-- Start of MATERIAL TO PROCESS --
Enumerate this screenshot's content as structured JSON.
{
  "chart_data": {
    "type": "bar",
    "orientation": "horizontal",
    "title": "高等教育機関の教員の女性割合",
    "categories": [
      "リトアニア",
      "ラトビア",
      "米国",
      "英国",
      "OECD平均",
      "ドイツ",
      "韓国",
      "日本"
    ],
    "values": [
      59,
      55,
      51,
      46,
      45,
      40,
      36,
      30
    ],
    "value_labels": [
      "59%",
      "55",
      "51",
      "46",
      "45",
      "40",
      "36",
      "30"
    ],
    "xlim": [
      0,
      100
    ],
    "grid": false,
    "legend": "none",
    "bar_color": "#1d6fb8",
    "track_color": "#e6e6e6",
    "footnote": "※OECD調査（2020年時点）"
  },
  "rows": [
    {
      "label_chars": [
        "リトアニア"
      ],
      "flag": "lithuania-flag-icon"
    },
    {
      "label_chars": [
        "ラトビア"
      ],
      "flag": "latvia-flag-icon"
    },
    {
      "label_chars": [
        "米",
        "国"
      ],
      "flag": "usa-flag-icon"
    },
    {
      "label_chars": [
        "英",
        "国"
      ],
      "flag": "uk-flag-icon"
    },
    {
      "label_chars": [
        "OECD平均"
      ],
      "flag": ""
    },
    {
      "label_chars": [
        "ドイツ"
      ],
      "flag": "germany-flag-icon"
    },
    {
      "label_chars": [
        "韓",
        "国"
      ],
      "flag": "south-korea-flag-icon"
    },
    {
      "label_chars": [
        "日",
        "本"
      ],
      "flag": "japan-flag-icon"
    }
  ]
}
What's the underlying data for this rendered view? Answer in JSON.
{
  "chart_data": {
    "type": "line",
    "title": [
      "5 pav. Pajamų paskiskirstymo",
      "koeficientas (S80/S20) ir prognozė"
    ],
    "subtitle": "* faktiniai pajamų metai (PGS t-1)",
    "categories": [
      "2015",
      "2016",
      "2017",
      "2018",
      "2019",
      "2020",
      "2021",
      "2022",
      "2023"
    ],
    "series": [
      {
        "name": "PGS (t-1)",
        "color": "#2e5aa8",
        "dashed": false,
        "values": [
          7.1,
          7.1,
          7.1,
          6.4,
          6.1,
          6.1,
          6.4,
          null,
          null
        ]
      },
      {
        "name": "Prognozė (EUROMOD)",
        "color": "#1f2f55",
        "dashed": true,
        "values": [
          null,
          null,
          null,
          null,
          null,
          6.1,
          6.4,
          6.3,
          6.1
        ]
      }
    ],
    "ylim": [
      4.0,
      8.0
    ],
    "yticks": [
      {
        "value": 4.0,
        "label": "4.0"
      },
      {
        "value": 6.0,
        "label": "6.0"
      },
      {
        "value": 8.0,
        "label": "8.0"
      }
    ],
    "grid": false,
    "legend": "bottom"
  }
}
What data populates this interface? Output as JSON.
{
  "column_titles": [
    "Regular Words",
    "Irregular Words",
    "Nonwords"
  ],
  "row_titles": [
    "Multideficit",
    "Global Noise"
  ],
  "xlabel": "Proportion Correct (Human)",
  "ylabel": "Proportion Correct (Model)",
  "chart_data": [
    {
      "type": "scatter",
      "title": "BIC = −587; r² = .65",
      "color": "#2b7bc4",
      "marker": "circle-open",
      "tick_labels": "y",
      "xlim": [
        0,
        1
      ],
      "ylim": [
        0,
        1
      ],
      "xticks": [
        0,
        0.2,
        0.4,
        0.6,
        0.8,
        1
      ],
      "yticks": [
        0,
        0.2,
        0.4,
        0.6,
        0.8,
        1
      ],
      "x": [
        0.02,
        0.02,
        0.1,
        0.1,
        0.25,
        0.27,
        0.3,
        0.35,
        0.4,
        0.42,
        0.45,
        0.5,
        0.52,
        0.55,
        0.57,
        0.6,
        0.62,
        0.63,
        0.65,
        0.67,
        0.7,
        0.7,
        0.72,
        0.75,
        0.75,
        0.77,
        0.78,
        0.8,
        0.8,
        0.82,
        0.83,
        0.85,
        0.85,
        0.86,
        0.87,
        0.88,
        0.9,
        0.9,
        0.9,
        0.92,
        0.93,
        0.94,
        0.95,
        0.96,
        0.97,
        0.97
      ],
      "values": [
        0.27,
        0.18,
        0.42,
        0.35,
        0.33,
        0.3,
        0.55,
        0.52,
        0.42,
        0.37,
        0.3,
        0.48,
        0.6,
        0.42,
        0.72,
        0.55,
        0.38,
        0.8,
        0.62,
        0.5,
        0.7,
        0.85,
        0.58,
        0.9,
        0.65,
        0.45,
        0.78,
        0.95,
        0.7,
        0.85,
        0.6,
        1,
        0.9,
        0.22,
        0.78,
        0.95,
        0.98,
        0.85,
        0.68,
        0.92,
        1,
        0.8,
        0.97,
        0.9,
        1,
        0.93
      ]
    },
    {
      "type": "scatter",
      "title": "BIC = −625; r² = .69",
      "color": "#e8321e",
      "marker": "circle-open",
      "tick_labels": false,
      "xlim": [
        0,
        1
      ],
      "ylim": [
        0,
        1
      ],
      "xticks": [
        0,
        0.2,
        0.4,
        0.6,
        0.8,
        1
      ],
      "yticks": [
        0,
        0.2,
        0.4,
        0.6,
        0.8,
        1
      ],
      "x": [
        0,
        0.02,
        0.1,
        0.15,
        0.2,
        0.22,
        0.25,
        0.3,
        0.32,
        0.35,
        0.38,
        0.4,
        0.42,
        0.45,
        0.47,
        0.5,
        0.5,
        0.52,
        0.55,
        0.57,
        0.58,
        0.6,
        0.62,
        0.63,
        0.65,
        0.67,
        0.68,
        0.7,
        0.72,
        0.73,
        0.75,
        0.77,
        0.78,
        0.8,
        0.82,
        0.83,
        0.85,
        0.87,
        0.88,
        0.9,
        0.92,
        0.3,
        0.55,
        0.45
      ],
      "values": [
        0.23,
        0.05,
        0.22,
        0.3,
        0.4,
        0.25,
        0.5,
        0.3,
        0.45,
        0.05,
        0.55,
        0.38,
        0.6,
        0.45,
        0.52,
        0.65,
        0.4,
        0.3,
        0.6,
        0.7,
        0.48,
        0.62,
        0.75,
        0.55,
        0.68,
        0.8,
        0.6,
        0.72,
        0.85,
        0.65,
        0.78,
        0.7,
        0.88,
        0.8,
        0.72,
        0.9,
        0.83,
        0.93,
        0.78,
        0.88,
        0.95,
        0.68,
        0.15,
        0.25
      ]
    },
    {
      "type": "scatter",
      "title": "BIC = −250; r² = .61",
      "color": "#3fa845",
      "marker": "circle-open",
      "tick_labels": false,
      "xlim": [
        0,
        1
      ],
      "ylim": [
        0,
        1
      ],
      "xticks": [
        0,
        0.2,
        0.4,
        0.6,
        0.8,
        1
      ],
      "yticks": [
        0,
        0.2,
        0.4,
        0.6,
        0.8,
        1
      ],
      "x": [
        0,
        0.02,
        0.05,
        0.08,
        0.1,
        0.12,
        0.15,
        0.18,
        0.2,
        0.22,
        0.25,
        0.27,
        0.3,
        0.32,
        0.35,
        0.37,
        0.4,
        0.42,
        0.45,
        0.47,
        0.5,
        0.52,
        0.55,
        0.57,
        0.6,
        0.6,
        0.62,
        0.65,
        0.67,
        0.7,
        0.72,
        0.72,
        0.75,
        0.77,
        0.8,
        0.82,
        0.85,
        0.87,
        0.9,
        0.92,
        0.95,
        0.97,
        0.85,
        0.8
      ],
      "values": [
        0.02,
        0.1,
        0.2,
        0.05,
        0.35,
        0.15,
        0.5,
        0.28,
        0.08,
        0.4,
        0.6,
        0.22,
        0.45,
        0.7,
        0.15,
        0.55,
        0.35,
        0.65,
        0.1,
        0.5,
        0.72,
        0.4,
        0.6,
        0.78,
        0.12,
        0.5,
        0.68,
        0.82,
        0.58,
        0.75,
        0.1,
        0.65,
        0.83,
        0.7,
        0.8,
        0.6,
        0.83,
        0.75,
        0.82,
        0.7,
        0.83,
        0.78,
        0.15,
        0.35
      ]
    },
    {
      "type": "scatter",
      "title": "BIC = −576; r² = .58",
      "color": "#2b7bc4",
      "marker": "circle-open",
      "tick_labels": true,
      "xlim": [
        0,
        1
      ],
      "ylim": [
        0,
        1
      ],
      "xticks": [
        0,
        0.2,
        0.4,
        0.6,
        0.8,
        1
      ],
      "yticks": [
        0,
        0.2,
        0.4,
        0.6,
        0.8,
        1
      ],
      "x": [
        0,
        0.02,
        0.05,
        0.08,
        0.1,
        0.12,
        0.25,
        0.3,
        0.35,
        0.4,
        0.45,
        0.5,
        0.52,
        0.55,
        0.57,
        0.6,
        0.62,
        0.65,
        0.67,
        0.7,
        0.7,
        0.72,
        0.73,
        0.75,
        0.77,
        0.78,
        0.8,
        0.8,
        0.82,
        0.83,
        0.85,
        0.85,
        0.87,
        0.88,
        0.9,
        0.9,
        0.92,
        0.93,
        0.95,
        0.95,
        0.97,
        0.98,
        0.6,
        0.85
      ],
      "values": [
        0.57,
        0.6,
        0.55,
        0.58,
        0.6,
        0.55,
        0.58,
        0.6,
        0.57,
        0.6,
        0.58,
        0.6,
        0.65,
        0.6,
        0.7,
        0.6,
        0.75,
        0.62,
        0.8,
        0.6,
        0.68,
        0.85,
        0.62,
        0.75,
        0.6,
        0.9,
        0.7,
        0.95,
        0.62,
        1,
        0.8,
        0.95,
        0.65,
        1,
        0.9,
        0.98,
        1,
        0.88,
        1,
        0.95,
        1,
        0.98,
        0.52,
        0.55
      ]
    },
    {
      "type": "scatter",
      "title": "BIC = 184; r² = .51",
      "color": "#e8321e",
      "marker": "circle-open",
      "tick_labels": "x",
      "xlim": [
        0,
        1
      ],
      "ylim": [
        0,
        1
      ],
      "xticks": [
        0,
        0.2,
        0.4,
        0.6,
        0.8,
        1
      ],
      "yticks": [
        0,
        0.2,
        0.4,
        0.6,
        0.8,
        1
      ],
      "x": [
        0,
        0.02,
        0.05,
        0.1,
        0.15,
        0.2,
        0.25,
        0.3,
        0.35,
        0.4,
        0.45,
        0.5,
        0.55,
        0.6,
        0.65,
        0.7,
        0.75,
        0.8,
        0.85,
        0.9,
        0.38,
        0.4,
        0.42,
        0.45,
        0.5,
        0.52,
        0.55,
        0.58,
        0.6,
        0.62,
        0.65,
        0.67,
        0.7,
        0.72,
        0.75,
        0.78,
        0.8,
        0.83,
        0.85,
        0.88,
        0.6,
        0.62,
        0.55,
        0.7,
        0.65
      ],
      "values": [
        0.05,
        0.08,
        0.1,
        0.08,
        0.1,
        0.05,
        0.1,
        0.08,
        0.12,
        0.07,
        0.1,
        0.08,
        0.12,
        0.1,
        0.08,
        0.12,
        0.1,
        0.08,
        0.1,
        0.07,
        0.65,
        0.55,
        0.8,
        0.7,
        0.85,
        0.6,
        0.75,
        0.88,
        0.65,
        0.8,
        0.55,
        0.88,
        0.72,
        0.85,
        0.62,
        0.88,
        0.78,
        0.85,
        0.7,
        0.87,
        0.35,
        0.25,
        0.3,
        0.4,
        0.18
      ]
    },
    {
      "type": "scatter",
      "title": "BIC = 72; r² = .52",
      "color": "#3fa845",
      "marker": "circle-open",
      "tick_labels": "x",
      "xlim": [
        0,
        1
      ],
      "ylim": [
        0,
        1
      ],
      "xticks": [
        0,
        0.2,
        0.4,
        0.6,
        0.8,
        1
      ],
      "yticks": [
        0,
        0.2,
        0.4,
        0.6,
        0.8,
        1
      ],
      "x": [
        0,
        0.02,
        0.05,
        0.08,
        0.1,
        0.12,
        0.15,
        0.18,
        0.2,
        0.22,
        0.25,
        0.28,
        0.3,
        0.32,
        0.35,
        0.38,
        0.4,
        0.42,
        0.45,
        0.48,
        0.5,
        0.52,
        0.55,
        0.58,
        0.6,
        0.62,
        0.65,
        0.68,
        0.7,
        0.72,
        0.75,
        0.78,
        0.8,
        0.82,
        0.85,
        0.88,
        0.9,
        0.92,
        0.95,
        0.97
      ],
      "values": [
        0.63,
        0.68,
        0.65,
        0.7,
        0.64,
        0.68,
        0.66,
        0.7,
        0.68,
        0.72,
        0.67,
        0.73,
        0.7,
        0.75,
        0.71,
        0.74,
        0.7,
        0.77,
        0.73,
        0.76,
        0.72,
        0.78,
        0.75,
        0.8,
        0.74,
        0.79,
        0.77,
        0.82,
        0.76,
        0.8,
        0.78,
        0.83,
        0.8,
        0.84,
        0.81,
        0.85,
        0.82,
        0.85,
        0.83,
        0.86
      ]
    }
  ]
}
-- End of MATERIAL TO PROCESS --
THE REQUEST -
From the data above, copy each line that holds "Proportion".

IN RESPONSE -
  "xlabel": "Proportion Correct (Human)",
  "ylabel": "Proportion Correct (Model)",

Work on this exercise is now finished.